▶

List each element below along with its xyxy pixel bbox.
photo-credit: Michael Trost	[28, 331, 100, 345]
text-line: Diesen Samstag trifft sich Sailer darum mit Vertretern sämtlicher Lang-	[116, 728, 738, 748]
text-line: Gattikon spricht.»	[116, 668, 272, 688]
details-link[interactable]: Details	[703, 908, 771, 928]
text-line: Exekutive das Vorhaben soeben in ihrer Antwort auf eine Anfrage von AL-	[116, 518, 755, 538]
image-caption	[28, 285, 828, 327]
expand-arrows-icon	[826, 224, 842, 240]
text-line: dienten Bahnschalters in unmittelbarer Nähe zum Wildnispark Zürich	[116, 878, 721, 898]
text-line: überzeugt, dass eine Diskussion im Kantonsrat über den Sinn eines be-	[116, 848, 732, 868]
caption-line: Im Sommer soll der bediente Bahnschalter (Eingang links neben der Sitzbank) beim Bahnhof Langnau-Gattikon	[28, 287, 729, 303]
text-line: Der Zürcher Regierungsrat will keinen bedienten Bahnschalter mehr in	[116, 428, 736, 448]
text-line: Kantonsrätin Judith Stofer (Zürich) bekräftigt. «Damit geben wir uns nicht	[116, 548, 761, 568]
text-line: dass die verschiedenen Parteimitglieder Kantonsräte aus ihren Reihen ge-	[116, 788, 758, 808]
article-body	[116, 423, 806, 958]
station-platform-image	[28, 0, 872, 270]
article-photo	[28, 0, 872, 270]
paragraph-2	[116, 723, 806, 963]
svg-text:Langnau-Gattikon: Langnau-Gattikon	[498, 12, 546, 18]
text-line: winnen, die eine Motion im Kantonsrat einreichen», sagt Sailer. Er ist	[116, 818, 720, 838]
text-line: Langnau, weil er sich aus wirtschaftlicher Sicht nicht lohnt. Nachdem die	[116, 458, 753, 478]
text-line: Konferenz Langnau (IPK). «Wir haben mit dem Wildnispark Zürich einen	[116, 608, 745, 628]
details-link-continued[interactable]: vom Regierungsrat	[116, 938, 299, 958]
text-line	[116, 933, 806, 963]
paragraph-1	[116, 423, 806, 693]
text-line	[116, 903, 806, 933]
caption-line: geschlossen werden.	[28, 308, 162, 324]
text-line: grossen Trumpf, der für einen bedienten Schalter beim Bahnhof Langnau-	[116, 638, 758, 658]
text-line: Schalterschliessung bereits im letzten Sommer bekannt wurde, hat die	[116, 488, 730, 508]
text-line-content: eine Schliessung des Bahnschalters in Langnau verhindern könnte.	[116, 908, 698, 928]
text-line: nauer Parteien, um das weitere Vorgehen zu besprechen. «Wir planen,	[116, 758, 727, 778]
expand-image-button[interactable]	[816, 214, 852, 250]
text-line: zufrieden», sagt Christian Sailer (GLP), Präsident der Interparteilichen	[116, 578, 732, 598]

◀

What the exercise asks —
Please reproduce every line of the listing above, switching each "Sailer" to "Seiler" and leaving everything else unchanged.

Exercise solution —
List each element below along with its xyxy pixel bbox.
photo-credit: Michael Trost	[28, 331, 100, 345]
text-line: Diesen Samstag trifft sich Seiler darum mit Vertretern sämtlicher Lang-	[116, 728, 738, 748]
text-line: Gattikon spricht.»	[116, 668, 272, 688]
details-link[interactable]: Details	[703, 908, 771, 928]
text-line: Exekutive das Vorhaben soeben in ihrer Antwort auf eine Anfrage von AL-	[116, 518, 755, 538]
image-caption	[28, 285, 828, 327]
expand-arrows-icon	[826, 224, 842, 240]
text-line: dienten Bahnschalters in unmittelbarer Nähe zum Wildnispark Zürich	[116, 878, 721, 898]
text-line: überzeugt, dass eine Diskussion im Kantonsrat über den Sinn eines be-	[116, 848, 732, 868]
caption-line: Im Sommer soll der bediente Bahnschalter (Eingang links neben der Sitzbank) beim Bahnhof Langnau-Gattikon	[28, 287, 729, 303]
text-line: Der Zürcher Regierungsrat will keinen bedienten Bahnschalter mehr in	[116, 428, 736, 448]
text-line: Kantonsrätin Judith Stofer (Zürich) bekräftigt. «Damit geben wir uns nicht	[116, 548, 761, 568]
text-line: dass die verschiedenen Parteimitglieder Kantonsräte aus ihren Reihen ge-	[116, 788, 758, 808]
article-body	[116, 423, 806, 958]
station-platform-image	[28, 0, 872, 270]
article-photo	[28, 0, 872, 270]
paragraph-2	[116, 723, 806, 963]
svg-text:Langnau-Gattikon: Langnau-Gattikon	[498, 12, 546, 18]
text-line: winnen, die eine Motion im Kantonsrat einreichen», sagt Seiler. Er ist	[116, 818, 720, 838]
text-line: Langnau, weil er sich aus wirtschaftlicher Sicht nicht lohnt. Nachdem die	[116, 458, 753, 478]
text-line: Konferenz Langnau (IPK). «Wir haben mit dem Wildnispark Zürich einen	[116, 608, 745, 628]
details-link-continued[interactable]: vom Regierungsrat	[116, 938, 299, 958]
text-line	[116, 933, 806, 963]
paragraph-1	[116, 423, 806, 693]
text-line	[116, 903, 806, 933]
caption-line: geschlossen werden.	[28, 308, 162, 324]
text-line: grossen Trumpf, der für einen bedienten Schalter beim Bahnhof Langnau-	[116, 638, 758, 658]
text-line: Schalterschliessung bereits im letzten Sommer bekannt wurde, hat die	[116, 488, 730, 508]
text-line-content: eine Schliessung des Bahnschalters in Langnau verhindern könnte.	[116, 908, 698, 928]
text-line: nauer Parteien, um das weitere Vorgehen zu besprechen. «Wir planen,	[116, 758, 727, 778]
expand-image-button[interactable]	[816, 214, 852, 250]
text-line: zufrieden», sagt Christian Seiler (GLP), Präsident der Interparteilichen	[116, 578, 732, 598]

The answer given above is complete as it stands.